» Data extract:
-- Begin --

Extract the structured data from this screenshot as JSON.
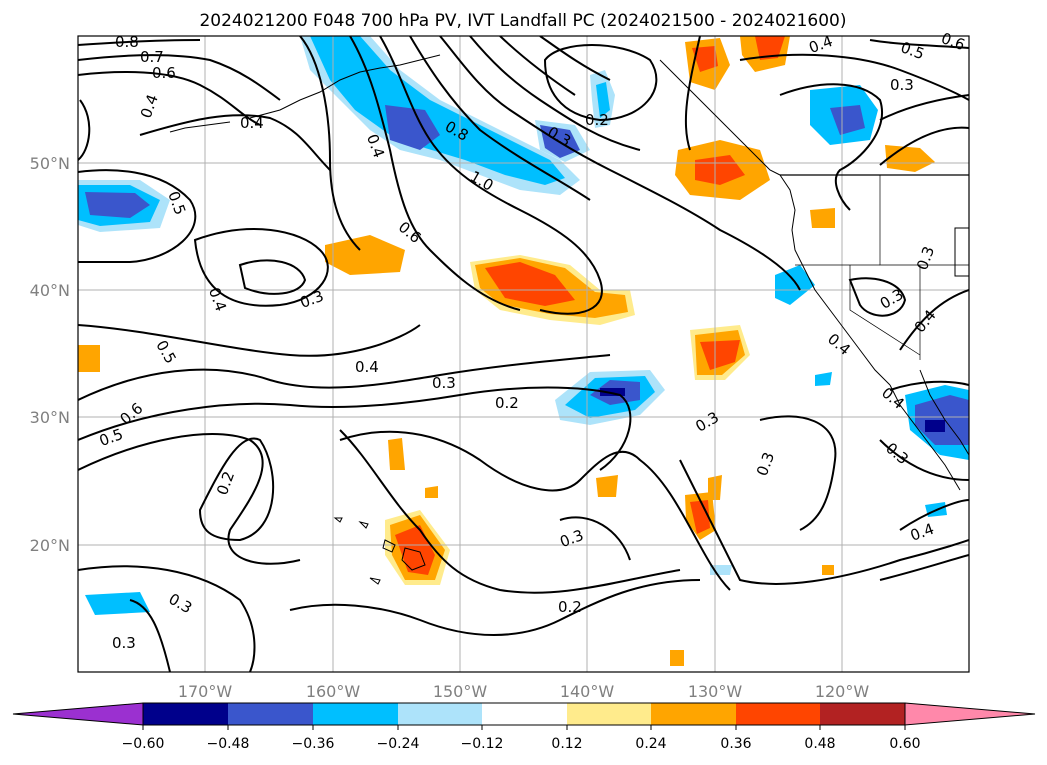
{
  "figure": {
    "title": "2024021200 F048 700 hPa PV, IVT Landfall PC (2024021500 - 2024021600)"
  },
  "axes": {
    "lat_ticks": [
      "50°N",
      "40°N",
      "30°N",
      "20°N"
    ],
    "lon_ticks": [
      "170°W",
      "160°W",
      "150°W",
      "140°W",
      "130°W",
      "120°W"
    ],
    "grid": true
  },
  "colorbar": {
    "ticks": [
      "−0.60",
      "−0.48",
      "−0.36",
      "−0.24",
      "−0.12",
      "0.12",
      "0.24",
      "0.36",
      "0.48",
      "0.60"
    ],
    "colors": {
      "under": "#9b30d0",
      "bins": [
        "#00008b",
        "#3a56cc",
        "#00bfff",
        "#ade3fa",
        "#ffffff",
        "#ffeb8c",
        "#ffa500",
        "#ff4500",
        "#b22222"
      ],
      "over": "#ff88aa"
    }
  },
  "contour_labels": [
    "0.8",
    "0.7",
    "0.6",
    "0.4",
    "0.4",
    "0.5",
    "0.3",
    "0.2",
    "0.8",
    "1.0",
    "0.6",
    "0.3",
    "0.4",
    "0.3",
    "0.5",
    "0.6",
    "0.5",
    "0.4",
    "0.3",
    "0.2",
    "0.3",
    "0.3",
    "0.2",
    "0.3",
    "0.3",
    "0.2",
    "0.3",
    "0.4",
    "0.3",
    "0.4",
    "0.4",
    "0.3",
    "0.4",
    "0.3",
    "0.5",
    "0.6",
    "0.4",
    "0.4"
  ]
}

-- End --

Keep every word of the data as it is when you write it out, but drop the pictures.

» Solution below:
Extract the structured data from this screenshot as JSON.
{
  "figure": {
    "title": "2024021200 F048 700 hPa PV, IVT Landfall PC (2024021500 - 2024021600)"
  },
  "axes": {
    "lat_ticks": [
      "50°N",
      "40°N",
      "30°N",
      "20°N"
    ],
    "lon_ticks": [
      "170°W",
      "160°W",
      "150°W",
      "140°W",
      "130°W",
      "120°W"
    ],
    "grid": true
  },
  "colorbar": {
    "ticks": [
      "−0.60",
      "−0.48",
      "−0.36",
      "−0.24",
      "−0.12",
      "0.12",
      "0.24",
      "0.36",
      "0.48",
      "0.60"
    ],
    "colors": {
      "under": "#9b30d0",
      "bins": [
        "#00008b",
        "#3a56cc",
        "#00bfff",
        "#ade3fa",
        "#ffffff",
        "#ffeb8c",
        "#ffa500",
        "#ff4500",
        "#b22222"
      ],
      "over": "#ff88aa"
    }
  },
  "contour_labels": [
    "0.8",
    "0.7",
    "0.6",
    "0.4",
    "0.4",
    "0.5",
    "0.3",
    "0.2",
    "0.8",
    "1.0",
    "0.6",
    "0.3",
    "0.4",
    "0.3",
    "0.5",
    "0.6",
    "0.5",
    "0.4",
    "0.3",
    "0.2",
    "0.3",
    "0.3",
    "0.2",
    "0.3",
    "0.3",
    "0.2",
    "0.3",
    "0.4",
    "0.3",
    "0.4",
    "0.4",
    "0.3",
    "0.4",
    "0.3",
    "0.5",
    "0.6",
    "0.4",
    "0.4"
  ]
}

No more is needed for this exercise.